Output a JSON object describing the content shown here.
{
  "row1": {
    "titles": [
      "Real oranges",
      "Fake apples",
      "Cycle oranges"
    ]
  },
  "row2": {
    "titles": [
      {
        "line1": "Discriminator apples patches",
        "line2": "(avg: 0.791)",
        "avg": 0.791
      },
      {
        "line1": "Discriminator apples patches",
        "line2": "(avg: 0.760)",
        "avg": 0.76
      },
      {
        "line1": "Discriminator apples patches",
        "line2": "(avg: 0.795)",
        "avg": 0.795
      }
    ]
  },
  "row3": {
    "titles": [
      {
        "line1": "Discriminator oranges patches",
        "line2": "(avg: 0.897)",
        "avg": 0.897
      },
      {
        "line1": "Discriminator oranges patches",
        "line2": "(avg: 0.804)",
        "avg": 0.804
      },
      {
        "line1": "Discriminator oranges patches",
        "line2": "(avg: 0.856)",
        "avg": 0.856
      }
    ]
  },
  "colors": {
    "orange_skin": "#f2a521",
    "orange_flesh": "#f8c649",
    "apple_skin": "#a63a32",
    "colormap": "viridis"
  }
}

• Task goal: Retype each record exactly, leaving nothing out.

• Task result:
Output a JSON object describing the content shown here.
{
  "row1": {
    "titles": [
      "Real oranges",
      "Fake apples",
      "Cycle oranges"
    ]
  },
  "row2": {
    "titles": [
      {
        "line1": "Discriminator apples patches",
        "line2": "(avg: 0.791)",
        "avg": 0.791
      },
      {
        "line1": "Discriminator apples patches",
        "line2": "(avg: 0.760)",
        "avg": 0.76
      },
      {
        "line1": "Discriminator apples patches",
        "line2": "(avg: 0.795)",
        "avg": 0.795
      }
    ]
  },
  "row3": {
    "titles": [
      {
        "line1": "Discriminator oranges patches",
        "line2": "(avg: 0.897)",
        "avg": 0.897
      },
      {
        "line1": "Discriminator oranges patches",
        "line2": "(avg: 0.804)",
        "avg": 0.804
      },
      {
        "line1": "Discriminator oranges patches",
        "line2": "(avg: 0.856)",
        "avg": 0.856
      }
    ]
  },
  "colors": {
    "orange_skin": "#f2a521",
    "orange_flesh": "#f8c649",
    "apple_skin": "#a63a32",
    "colormap": "viridis"
  }
}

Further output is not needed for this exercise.